# [Requirements]
Keep only the lines of the listing that include the word "Room", and copy them.
:: Recorded information
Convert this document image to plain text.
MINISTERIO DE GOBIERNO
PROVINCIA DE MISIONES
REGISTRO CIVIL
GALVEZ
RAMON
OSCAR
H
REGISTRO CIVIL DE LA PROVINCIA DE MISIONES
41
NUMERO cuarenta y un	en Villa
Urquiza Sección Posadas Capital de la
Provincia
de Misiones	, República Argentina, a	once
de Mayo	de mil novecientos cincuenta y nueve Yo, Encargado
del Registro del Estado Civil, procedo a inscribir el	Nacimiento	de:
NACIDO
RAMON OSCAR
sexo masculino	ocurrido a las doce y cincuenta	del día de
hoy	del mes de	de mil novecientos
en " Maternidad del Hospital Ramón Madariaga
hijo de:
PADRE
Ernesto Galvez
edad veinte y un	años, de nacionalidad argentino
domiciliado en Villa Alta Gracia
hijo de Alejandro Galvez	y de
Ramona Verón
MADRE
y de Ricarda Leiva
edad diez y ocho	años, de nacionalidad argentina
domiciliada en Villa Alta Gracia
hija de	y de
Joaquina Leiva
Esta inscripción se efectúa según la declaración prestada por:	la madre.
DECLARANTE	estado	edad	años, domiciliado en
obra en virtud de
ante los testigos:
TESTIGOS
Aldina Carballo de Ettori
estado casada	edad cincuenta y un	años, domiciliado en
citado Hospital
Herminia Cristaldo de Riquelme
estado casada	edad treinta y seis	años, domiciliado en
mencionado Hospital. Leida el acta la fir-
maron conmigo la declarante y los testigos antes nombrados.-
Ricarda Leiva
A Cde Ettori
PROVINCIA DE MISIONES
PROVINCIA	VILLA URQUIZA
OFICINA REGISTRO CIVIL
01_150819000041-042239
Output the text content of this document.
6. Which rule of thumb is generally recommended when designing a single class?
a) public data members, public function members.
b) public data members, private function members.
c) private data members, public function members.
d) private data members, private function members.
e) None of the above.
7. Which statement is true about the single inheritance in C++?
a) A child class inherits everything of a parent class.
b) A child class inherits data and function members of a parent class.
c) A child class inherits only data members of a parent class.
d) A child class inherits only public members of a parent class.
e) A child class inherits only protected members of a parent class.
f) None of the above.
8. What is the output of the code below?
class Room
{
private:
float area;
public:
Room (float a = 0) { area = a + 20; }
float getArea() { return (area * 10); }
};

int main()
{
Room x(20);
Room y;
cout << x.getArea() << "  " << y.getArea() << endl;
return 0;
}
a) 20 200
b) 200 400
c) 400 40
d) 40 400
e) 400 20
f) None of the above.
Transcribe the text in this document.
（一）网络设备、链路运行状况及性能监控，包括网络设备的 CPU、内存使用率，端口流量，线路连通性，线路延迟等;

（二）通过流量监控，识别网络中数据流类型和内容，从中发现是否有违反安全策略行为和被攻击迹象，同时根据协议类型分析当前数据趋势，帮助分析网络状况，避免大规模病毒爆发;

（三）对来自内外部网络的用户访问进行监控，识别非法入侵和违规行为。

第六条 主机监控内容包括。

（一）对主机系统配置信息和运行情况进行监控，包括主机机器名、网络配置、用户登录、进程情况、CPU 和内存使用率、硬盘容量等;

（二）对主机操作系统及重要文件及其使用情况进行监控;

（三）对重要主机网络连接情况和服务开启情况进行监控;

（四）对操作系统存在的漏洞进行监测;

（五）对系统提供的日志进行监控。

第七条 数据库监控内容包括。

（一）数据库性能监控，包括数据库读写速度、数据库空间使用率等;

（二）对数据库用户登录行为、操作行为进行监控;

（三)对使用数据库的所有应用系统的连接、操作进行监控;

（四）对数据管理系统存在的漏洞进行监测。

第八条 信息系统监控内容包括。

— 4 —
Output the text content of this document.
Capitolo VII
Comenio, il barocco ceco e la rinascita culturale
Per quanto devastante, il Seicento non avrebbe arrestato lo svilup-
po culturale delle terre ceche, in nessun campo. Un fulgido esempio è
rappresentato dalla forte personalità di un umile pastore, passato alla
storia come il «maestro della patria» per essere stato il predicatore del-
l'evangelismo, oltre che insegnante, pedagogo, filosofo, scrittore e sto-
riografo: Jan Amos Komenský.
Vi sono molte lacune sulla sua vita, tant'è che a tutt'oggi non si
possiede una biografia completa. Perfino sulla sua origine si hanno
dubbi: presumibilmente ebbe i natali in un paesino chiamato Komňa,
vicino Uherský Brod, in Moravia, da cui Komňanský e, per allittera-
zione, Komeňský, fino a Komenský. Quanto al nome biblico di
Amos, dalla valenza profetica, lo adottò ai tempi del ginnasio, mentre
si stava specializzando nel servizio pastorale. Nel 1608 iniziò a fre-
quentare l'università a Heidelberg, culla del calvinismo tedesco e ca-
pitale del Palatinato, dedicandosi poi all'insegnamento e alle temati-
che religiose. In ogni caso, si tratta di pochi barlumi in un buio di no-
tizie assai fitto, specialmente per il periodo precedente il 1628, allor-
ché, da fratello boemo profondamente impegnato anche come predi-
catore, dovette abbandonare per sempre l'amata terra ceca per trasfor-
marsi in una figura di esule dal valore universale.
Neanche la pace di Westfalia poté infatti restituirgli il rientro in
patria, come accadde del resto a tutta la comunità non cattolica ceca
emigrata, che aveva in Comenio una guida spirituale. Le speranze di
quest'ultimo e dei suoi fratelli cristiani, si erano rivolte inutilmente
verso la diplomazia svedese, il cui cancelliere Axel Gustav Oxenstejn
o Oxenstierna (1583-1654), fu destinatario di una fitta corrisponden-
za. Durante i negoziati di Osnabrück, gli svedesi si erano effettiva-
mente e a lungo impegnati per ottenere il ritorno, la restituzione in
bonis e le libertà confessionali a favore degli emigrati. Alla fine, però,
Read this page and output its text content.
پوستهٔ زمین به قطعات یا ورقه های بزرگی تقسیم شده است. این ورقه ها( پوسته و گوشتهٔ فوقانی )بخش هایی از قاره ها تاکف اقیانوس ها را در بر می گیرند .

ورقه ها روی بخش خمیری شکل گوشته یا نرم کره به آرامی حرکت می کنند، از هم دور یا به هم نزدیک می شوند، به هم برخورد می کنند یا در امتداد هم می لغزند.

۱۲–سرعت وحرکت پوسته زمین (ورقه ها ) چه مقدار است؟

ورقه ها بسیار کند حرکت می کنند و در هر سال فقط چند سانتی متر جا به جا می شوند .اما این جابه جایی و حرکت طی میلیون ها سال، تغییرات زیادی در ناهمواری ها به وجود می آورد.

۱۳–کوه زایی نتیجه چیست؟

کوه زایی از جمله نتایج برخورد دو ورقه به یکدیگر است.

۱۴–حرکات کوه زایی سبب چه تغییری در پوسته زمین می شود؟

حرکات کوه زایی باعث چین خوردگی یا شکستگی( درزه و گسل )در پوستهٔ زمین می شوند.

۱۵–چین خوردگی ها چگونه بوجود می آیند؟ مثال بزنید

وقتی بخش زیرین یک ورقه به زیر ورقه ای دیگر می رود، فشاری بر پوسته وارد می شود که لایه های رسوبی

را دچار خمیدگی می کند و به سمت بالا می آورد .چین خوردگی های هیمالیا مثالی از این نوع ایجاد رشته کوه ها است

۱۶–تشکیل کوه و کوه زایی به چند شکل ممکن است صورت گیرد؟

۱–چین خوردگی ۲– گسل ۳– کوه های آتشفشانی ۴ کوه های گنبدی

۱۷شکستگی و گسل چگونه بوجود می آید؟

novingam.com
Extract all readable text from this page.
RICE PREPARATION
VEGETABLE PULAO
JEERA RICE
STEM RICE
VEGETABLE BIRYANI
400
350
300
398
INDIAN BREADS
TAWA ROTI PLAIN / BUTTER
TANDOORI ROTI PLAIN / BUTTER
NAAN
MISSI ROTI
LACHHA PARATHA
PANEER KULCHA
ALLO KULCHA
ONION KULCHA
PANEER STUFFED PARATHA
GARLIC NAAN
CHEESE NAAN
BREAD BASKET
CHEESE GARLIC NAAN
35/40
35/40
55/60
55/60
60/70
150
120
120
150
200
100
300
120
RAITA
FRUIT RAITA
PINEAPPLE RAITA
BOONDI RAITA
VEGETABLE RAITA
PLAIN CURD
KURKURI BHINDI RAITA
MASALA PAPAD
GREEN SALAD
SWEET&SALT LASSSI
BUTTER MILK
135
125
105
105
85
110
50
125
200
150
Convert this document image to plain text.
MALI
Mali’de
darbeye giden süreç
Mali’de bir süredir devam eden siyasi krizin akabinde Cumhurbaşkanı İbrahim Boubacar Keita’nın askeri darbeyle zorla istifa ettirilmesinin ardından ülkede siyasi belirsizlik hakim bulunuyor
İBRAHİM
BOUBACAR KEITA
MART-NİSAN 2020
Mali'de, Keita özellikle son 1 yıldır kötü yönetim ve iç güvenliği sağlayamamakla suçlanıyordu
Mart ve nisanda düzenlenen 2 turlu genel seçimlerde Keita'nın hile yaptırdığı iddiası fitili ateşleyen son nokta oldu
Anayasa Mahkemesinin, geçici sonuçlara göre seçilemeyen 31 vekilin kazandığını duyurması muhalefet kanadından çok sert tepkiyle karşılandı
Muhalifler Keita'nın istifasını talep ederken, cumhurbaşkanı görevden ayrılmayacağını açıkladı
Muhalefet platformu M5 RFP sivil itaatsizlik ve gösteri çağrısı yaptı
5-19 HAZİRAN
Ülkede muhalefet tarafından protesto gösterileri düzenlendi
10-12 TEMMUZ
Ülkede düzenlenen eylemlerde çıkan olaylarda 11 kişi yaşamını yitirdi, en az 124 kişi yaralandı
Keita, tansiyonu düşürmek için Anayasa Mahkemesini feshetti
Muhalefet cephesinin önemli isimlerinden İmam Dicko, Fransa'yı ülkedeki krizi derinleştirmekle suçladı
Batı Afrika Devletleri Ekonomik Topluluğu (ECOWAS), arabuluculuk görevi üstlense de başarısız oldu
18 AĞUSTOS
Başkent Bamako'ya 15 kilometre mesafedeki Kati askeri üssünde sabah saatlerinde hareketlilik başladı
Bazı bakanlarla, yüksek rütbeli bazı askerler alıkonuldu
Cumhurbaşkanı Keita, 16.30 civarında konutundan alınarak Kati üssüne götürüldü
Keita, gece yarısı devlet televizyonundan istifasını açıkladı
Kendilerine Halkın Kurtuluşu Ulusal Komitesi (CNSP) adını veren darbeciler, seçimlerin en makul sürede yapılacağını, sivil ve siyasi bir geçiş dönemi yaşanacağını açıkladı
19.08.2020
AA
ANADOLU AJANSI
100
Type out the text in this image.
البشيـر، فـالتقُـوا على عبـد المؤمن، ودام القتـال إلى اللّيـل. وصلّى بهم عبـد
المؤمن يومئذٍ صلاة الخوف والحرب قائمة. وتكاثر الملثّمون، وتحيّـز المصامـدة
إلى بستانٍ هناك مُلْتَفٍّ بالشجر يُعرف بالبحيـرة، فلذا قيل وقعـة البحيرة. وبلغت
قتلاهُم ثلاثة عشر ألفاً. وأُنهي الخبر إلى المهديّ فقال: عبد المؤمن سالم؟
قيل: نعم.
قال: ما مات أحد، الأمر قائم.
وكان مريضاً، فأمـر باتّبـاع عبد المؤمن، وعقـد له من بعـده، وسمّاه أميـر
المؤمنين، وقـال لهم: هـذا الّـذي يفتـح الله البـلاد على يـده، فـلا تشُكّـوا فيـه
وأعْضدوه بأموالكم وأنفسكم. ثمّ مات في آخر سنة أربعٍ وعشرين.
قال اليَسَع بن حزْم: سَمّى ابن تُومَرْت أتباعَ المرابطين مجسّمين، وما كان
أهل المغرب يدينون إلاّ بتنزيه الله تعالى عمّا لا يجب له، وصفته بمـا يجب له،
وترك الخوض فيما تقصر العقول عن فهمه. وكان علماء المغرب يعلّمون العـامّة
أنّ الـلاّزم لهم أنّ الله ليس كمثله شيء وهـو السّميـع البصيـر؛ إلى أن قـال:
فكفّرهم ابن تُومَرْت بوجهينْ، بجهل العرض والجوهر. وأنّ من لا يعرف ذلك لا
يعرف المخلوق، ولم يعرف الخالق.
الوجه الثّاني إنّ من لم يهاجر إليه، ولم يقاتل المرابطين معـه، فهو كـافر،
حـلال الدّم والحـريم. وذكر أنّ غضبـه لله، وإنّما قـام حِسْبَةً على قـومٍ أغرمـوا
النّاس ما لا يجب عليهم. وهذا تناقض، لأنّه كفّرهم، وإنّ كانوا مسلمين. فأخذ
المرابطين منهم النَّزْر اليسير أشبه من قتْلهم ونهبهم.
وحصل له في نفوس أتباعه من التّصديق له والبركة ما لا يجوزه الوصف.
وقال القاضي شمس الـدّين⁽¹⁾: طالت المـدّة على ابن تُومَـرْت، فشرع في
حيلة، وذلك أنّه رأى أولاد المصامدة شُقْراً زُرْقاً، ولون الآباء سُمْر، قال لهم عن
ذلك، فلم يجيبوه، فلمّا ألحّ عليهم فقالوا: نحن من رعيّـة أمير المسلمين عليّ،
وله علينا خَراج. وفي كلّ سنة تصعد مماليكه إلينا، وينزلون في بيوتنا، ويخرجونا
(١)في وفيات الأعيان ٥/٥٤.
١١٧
::::
# [Result]
class Room
Room (float a = 0) { area = a + 20; }
Room x(20);
Room y;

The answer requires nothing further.